**Given problem:**
Extract the full set of records that follows, word for word.

:: Data supplied ::

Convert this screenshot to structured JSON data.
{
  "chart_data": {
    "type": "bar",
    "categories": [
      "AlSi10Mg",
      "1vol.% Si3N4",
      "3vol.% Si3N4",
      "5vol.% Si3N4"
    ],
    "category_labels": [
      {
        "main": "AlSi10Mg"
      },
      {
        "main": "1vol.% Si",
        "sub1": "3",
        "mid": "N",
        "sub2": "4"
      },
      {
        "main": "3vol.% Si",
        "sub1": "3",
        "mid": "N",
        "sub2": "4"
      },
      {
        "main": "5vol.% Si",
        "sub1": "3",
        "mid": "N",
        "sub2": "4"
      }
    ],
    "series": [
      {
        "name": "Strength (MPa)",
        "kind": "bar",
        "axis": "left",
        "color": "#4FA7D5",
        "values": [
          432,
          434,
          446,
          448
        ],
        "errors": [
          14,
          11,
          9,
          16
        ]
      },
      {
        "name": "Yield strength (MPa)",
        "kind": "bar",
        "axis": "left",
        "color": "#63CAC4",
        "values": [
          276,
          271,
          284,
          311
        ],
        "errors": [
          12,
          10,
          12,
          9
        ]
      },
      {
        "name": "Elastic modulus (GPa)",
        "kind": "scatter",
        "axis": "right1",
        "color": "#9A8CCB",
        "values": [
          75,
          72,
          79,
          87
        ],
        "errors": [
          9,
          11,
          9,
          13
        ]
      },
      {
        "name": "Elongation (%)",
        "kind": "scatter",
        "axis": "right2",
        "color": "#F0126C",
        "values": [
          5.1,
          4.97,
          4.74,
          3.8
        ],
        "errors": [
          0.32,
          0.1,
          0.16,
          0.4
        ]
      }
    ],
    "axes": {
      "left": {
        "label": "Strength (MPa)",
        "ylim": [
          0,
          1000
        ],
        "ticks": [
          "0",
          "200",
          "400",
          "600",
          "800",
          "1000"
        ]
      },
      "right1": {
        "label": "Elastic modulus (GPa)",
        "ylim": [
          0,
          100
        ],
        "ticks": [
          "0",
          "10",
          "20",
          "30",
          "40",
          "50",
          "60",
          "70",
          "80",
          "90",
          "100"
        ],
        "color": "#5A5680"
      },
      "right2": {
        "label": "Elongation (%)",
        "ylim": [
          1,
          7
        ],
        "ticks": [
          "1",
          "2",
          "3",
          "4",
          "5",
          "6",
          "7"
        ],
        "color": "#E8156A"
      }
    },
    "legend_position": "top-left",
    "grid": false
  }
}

:::

**Full output:**
Convert this screenshot to structured JSON data.
{
  "chart_data": {
    "type": "bar",
    "categories": [
      "AlSi10Mg",
      "1vol.% Si3N4",
      "3vol.% Si3N4",
      "5vol.% Si3N4"
    ],
    "category_labels": [
      {
        "main": "AlSi10Mg"
      },
      {
        "main": "1vol.% Si",
        "sub1": "3",
        "mid": "N",
        "sub2": "4"
      },
      {
        "main": "3vol.% Si",
        "sub1": "3",
        "mid": "N",
        "sub2": "4"
      },
      {
        "main": "5vol.% Si",
        "sub1": "3",
        "mid": "N",
        "sub2": "4"
      }
    ],
    "series": [
      {
        "name": "Strength (MPa)",
        "kind": "bar",
        "axis": "left",
        "color": "#4FA7D5",
        "values": [
          432,
          434,
          446,
          448
        ],
        "errors": [
          14,
          11,
          9,
          16
        ]
      },
      {
        "name": "Yield strength (MPa)",
        "kind": "bar",
        "axis": "left",
        "color": "#63CAC4",
        "values": [
          276,
          271,
          284,
          311
        ],
        "errors": [
          12,
          10,
          12,
          9
        ]
      },
      {
        "name": "Elastic modulus (GPa)",
        "kind": "scatter",
        "axis": "right1",
        "color": "#9A8CCB",
        "values": [
          75,
          72,
          79,
          87
        ],
        "errors": [
          9,
          11,
          9,
          13
        ]
      },
      {
        "name": "Elongation (%)",
        "kind": "scatter",
        "axis": "right2",
        "color": "#F0126C",
        "values": [
          5.1,
          4.97,
          4.74,
          3.8
        ],
        "errors": [
          0.32,
          0.1,
          0.16,
          0.4
        ]
      }
    ],
    "axes": {
      "left": {
        "label": "Strength (MPa)",
        "ylim": [
          0,
          1000
        ],
        "ticks": [
          "0",
          "200",
          "400",
          "600",
          "800",
          "1000"
        ]
      },
      "right1": {
        "label": "Elastic modulus (GPa)",
        "ylim": [
          0,
          100
        ],
        "ticks": [
          "0",
          "10",
          "20",
          "30",
          "40",
          "50",
          "60",
          "70",
          "80",
          "90",
          "100"
        ],
        "color": "#5A5680"
      },
      "right2": {
        "label": "Elongation (%)",
        "ylim": [
          1,
          7
        ],
        "ticks": [
          "1",
          "2",
          "3",
          "4",
          "5",
          "6",
          "7"
        ],
        "color": "#E8156A"
      }
    },
    "legend_position": "top-left",
    "grid": false
  }
}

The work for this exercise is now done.